In the data below, find each line containing the string "Date" and return it.

Listed records:
* * * *

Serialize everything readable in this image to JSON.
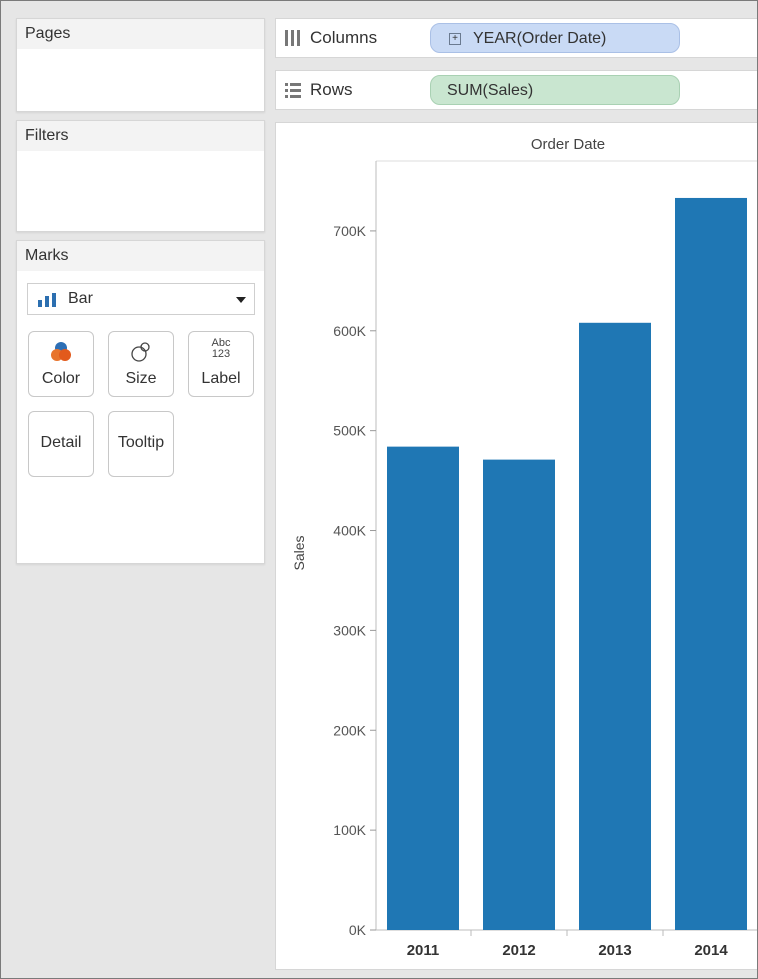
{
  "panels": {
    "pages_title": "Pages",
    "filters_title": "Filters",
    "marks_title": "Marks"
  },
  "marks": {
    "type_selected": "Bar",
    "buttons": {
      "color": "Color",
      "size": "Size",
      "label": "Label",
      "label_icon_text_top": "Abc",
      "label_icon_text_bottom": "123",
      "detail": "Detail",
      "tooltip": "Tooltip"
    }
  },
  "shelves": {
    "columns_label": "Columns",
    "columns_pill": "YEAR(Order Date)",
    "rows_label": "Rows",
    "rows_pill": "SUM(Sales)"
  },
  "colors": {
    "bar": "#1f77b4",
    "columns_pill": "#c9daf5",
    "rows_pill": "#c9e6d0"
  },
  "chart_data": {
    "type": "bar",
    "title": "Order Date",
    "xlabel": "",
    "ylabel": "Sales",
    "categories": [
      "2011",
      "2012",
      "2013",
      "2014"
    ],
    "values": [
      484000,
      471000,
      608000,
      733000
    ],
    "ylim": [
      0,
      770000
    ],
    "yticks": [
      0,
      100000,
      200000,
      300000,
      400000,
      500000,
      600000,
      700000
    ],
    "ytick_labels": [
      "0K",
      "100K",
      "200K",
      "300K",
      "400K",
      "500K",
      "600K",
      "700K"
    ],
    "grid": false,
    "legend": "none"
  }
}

* * * *

Completed exercise:
    "columns_pill": "YEAR(Order Date)",
    "title": "Order Date",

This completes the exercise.